Entries taken from a collection
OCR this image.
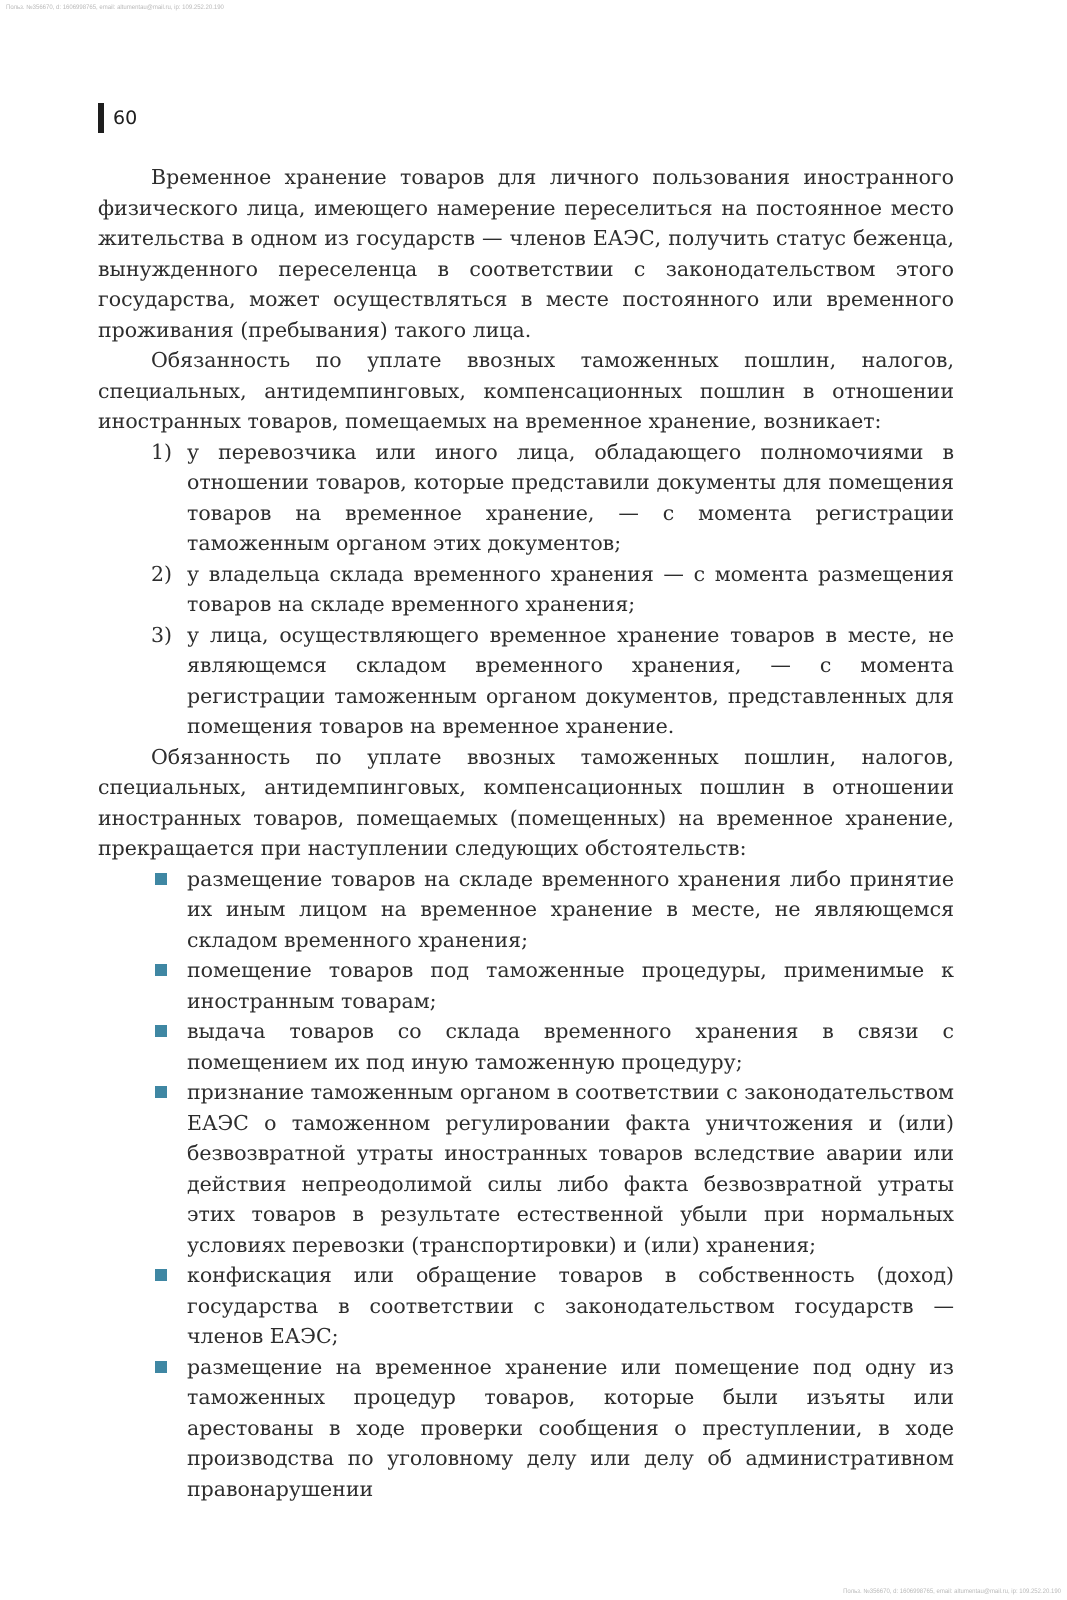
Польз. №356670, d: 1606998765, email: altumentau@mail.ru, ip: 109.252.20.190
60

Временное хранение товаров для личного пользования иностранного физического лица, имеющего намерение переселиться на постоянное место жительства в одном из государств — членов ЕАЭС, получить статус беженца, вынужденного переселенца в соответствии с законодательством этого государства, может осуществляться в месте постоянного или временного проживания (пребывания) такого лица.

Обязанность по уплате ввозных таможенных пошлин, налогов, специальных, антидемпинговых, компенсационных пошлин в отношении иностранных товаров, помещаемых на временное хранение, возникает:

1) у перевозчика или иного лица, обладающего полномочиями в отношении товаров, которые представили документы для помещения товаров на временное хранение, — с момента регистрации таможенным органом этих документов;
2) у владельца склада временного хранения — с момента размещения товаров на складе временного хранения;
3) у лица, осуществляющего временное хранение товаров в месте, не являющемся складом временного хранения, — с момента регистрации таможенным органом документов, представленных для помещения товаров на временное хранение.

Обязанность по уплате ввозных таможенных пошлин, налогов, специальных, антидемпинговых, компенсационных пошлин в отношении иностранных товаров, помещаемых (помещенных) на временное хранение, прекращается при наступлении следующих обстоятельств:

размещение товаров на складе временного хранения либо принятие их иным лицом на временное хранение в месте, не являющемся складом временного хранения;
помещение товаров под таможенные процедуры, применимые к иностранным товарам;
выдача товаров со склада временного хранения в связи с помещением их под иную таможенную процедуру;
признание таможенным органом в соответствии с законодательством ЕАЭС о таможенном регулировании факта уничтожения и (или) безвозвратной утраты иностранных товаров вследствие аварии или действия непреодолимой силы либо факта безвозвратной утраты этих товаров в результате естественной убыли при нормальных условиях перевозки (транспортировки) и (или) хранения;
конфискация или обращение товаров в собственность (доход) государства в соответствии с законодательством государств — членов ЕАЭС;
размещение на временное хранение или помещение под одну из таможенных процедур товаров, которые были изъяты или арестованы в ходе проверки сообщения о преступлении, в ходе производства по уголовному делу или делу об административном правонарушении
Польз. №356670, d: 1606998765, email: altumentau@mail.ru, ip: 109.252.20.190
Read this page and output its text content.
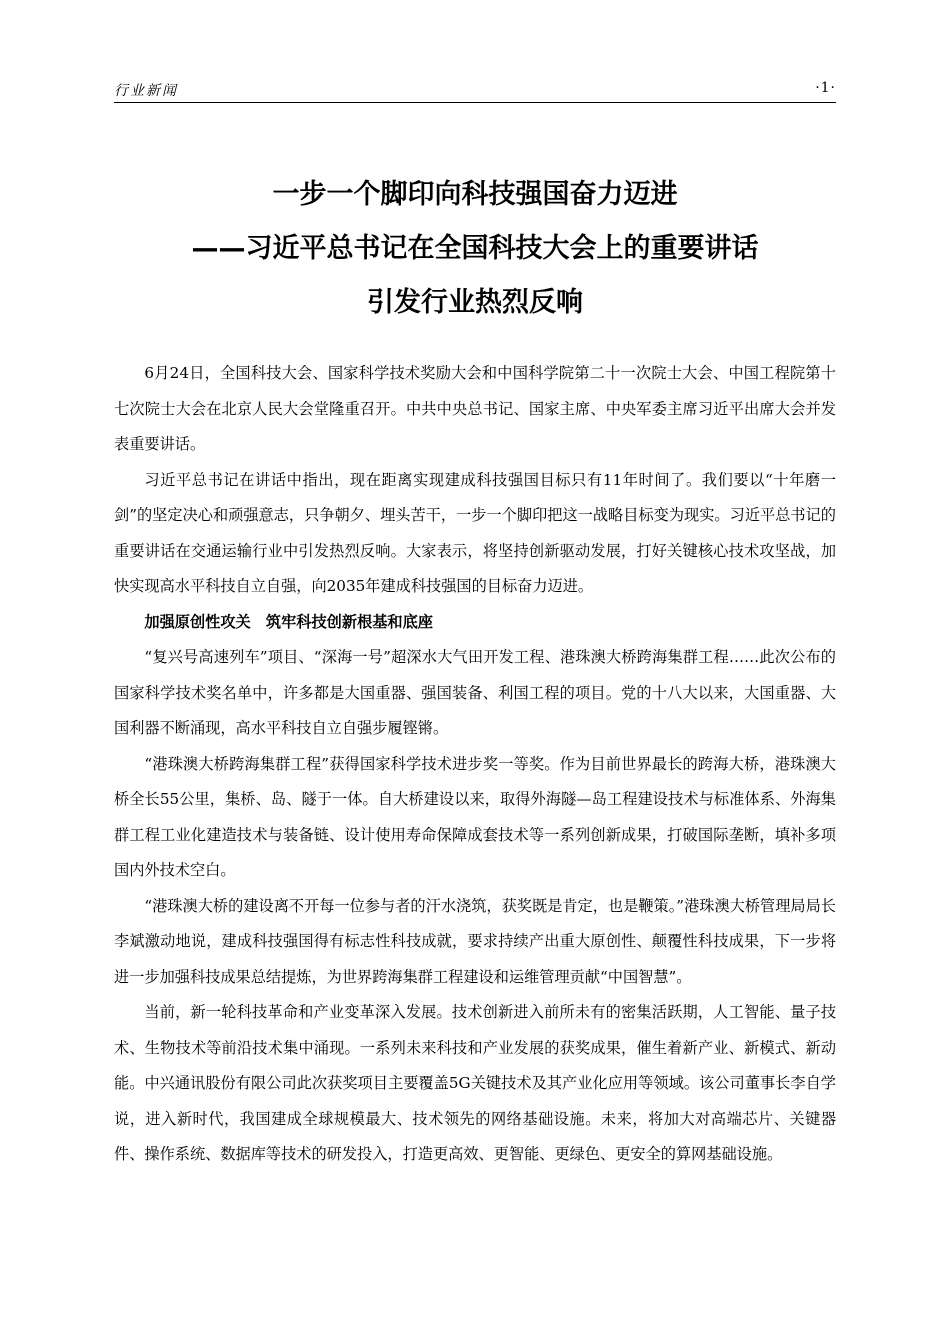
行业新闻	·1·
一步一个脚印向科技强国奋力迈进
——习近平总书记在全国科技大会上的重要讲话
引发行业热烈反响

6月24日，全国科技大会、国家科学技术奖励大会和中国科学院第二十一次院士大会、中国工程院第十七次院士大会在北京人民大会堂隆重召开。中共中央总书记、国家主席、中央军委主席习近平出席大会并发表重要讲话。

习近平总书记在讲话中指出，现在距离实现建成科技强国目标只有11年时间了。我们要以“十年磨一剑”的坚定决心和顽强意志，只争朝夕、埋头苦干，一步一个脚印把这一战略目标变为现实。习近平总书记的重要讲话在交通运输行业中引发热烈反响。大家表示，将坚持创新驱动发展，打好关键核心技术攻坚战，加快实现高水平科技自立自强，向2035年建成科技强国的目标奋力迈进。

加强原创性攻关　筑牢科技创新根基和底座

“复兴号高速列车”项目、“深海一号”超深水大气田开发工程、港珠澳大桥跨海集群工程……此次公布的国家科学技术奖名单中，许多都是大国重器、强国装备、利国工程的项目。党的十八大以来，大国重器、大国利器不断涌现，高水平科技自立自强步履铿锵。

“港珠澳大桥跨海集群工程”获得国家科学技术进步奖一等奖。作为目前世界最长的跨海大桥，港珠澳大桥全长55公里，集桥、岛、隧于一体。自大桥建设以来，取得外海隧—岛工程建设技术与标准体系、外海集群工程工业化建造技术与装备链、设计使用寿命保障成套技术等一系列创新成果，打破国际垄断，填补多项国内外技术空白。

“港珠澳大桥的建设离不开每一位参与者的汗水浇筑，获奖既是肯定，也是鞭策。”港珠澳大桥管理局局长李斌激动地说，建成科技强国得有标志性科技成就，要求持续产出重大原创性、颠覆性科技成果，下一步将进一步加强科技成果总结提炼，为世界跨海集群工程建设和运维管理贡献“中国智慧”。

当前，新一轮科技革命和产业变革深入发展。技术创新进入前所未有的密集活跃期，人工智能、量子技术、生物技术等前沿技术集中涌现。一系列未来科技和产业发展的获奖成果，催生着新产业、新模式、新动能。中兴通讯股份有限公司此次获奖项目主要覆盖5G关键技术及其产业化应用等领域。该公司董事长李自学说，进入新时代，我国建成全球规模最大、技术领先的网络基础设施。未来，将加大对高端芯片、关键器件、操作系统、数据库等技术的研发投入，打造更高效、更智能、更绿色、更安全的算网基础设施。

## Task directions
Omit the pictures. Transcribe every record exactly.

## Correct result
OCR this image.
Польз. №356670, d: 1606998765, email: altumentau@mail.ru, ip: 109.252.20.190
60

Временное хранение товаров для личного пользования иностранного физического лица, имеющего намерение переселиться на постоянное место жительства в одном из государств — членов ЕАЭС, получить статус беженца, вынужденного переселенца в соответствии с законодательством этого государства, может осуществляться в месте постоянного или временного проживания (пребывания) такого лица.

Обязанность по уплате ввозных таможенных пошлин, налогов, специальных, антидемпинговых, компенсационных пошлин в отношении иностранных товаров, помещаемых на временное хранение, возникает:

1) у перевозчика или иного лица, обладающего полномочиями в отношении товаров, которые представили документы для помещения товаров на временное хранение, — с момента регистрации таможенным органом этих документов;
2) у владельца склада временного хранения — с момента размещения товаров на складе временного хранения;
3) у лица, осуществляющего временное хранение товаров в месте, не являющемся складом временного хранения, — с момента регистрации таможенным органом документов, представленных для помещения товаров на временное хранение.

Обязанность по уплате ввозных таможенных пошлин, налогов, специальных, антидемпинговых, компенсационных пошлин в отношении иностранных товаров, помещаемых (помещенных) на временное хранение, прекращается при наступлении следующих обстоятельств:

размещение товаров на складе временного хранения либо принятие их иным лицом на временное хранение в месте, не являющемся складом временного хранения;
помещение товаров под таможенные процедуры, применимые к иностранным товарам;
выдача товаров со склада временного хранения в связи с помещением их под иную таможенную процедуру;
признание таможенным органом в соответствии с законодательством ЕАЭС о таможенном регулировании факта уничтожения и (или) безвозвратной утраты иностранных товаров вследствие аварии или действия непреодолимой силы либо факта безвозвратной утраты этих товаров в результате естественной убыли при нормальных условиях перевозки (транспортировки) и (или) хранения;
конфискация или обращение товаров в собственность (доход) государства в соответствии с законодательством государств — членов ЕАЭС;
размещение на временное хранение или помещение под одну из таможенных процедур товаров, которые были изъяты или арестованы в ходе проверки сообщения о преступлении, в ходе производства по уголовному делу или делу об административном правонарушении
Польз. №356670, d: 1606998765, email: altumentau@mail.ru, ip: 109.252.20.190
Read this page and output its text content.
行业新闻	·1·
一步一个脚印向科技强国奋力迈进
——习近平总书记在全国科技大会上的重要讲话
引发行业热烈反响

6月24日，全国科技大会、国家科学技术奖励大会和中国科学院第二十一次院士大会、中国工程院第十七次院士大会在北京人民大会堂隆重召开。中共中央总书记、国家主席、中央军委主席习近平出席大会并发表重要讲话。

习近平总书记在讲话中指出，现在距离实现建成科技强国目标只有11年时间了。我们要以“十年磨一剑”的坚定决心和顽强意志，只争朝夕、埋头苦干，一步一个脚印把这一战略目标变为现实。习近平总书记的重要讲话在交通运输行业中引发热烈反响。大家表示，将坚持创新驱动发展，打好关键核心技术攻坚战，加快实现高水平科技自立自强，向2035年建成科技强国的目标奋力迈进。

加强原创性攻关　筑牢科技创新根基和底座

“复兴号高速列车”项目、“深海一号”超深水大气田开发工程、港珠澳大桥跨海集群工程……此次公布的国家科学技术奖名单中，许多都是大国重器、强国装备、利国工程的项目。党的十八大以来，大国重器、大国利器不断涌现，高水平科技自立自强步履铿锵。

“港珠澳大桥跨海集群工程”获得国家科学技术进步奖一等奖。作为目前世界最长的跨海大桥，港珠澳大桥全长55公里，集桥、岛、隧于一体。自大桥建设以来，取得外海隧—岛工程建设技术与标准体系、外海集群工程工业化建造技术与装备链、设计使用寿命保障成套技术等一系列创新成果，打破国际垄断，填补多项国内外技术空白。

“港珠澳大桥的建设离不开每一位参与者的汗水浇筑，获奖既是肯定，也是鞭策。”港珠澳大桥管理局局长李斌激动地说，建成科技强国得有标志性科技成就，要求持续产出重大原创性、颠覆性科技成果，下一步将进一步加强科技成果总结提炼，为世界跨海集群工程建设和运维管理贡献“中国智慧”。

当前，新一轮科技革命和产业变革深入发展。技术创新进入前所未有的密集活跃期，人工智能、量子技术、生物技术等前沿技术集中涌现。一系列未来科技和产业发展的获奖成果，催生着新产业、新模式、新动能。中兴通讯股份有限公司此次获奖项目主要覆盖5G关键技术及其产业化应用等领域。该公司董事长李自学说，进入新时代，我国建成全球规模最大、技术领先的网络基础设施。未来，将加大对高端芯片、关键器件、操作系统、数据库等技术的研发投入，打造更高效、更智能、更绿色、更安全的算网基础设施。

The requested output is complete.